-- Records for the exercise start --

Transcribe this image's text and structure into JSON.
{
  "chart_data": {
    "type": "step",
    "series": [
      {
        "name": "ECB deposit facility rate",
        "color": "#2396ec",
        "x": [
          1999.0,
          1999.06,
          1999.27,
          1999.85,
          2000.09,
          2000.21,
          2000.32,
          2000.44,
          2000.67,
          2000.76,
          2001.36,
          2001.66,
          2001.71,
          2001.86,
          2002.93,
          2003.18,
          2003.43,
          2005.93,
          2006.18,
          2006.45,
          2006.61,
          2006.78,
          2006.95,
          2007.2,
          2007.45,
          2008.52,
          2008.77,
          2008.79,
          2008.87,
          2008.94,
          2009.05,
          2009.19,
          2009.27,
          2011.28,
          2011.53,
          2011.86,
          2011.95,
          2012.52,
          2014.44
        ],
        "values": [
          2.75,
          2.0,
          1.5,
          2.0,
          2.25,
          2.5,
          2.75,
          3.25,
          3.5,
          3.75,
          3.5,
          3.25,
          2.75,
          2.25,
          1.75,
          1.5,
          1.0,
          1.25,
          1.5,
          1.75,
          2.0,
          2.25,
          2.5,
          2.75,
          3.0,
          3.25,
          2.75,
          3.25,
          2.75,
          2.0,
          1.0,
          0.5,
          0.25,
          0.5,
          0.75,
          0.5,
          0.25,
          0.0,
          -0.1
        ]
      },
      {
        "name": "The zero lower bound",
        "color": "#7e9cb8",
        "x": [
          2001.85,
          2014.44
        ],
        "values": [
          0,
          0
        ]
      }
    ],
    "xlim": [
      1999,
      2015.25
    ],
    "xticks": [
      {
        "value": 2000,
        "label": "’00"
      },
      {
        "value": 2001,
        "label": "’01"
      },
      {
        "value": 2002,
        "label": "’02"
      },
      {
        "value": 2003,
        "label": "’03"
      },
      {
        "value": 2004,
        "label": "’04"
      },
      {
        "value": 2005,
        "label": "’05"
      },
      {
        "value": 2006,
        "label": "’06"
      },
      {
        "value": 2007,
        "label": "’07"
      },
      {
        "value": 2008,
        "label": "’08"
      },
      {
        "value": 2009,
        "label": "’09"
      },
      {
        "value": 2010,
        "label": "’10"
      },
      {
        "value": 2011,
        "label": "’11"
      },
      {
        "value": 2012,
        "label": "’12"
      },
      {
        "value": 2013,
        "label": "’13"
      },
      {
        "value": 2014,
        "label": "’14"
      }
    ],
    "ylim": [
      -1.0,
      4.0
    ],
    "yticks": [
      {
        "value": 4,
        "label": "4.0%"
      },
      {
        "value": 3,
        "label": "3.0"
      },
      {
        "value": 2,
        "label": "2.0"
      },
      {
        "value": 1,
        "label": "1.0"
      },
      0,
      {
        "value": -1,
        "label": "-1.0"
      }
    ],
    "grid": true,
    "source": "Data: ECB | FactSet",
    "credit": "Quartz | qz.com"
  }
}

-- Records for the exercise end --

Written task ->
Your task is to retype all the records above with nothing left out.

Problem solution ->
Transcribe this image's text and structure into JSON.
{
  "chart_data": {
    "type": "step",
    "series": [
      {
        "name": "ECB deposit facility rate",
        "color": "#2396ec",
        "x": [
          1999.0,
          1999.06,
          1999.27,
          1999.85,
          2000.09,
          2000.21,
          2000.32,
          2000.44,
          2000.67,
          2000.76,
          2001.36,
          2001.66,
          2001.71,
          2001.86,
          2002.93,
          2003.18,
          2003.43,
          2005.93,
          2006.18,
          2006.45,
          2006.61,
          2006.78,
          2006.95,
          2007.2,
          2007.45,
          2008.52,
          2008.77,
          2008.79,
          2008.87,
          2008.94,
          2009.05,
          2009.19,
          2009.27,
          2011.28,
          2011.53,
          2011.86,
          2011.95,
          2012.52,
          2014.44
        ],
        "values": [
          2.75,
          2.0,
          1.5,
          2.0,
          2.25,
          2.5,
          2.75,
          3.25,
          3.5,
          3.75,
          3.5,
          3.25,
          2.75,
          2.25,
          1.75,
          1.5,
          1.0,
          1.25,
          1.5,
          1.75,
          2.0,
          2.25,
          2.5,
          2.75,
          3.0,
          3.25,
          2.75,
          3.25,
          2.75,
          2.0,
          1.0,
          0.5,
          0.25,
          0.5,
          0.75,
          0.5,
          0.25,
          0.0,
          -0.1
        ]
      },
      {
        "name": "The zero lower bound",
        "color": "#7e9cb8",
        "x": [
          2001.85,
          2014.44
        ],
        "values": [
          0,
          0
        ]
      }
    ],
    "xlim": [
      1999,
      2015.25
    ],
    "xticks": [
      {
        "value": 2000,
        "label": "’00"
      },
      {
        "value": 2001,
        "label": "’01"
      },
      {
        "value": 2002,
        "label": "’02"
      },
      {
        "value": 2003,
        "label": "’03"
      },
      {
        "value": 2004,
        "label": "’04"
      },
      {
        "value": 2005,
        "label": "’05"
      },
      {
        "value": 2006,
        "label": "’06"
      },
      {
        "value": 2007,
        "label": "’07"
      },
      {
        "value": 2008,
        "label": "’08"
      },
      {
        "value": 2009,
        "label": "’09"
      },
      {
        "value": 2010,
        "label": "’10"
      },
      {
        "value": 2011,
        "label": "’11"
      },
      {
        "value": 2012,
        "label": "’12"
      },
      {
        "value": 2013,
        "label": "’13"
      },
      {
        "value": 2014,
        "label": "’14"
      }
    ],
    "ylim": [
      -1.0,
      4.0
    ],
    "yticks": [
      {
        "value": 4,
        "label": "4.0%"
      },
      {
        "value": 3,
        "label": "3.0"
      },
      {
        "value": 2,
        "label": "2.0"
      },
      {
        "value": 1,
        "label": "1.0"
      },
      0,
      {
        "value": -1,
        "label": "-1.0"
      }
    ],
    "grid": true,
    "source": "Data: ECB | FactSet",
    "credit": "Quartz | qz.com"
  }
}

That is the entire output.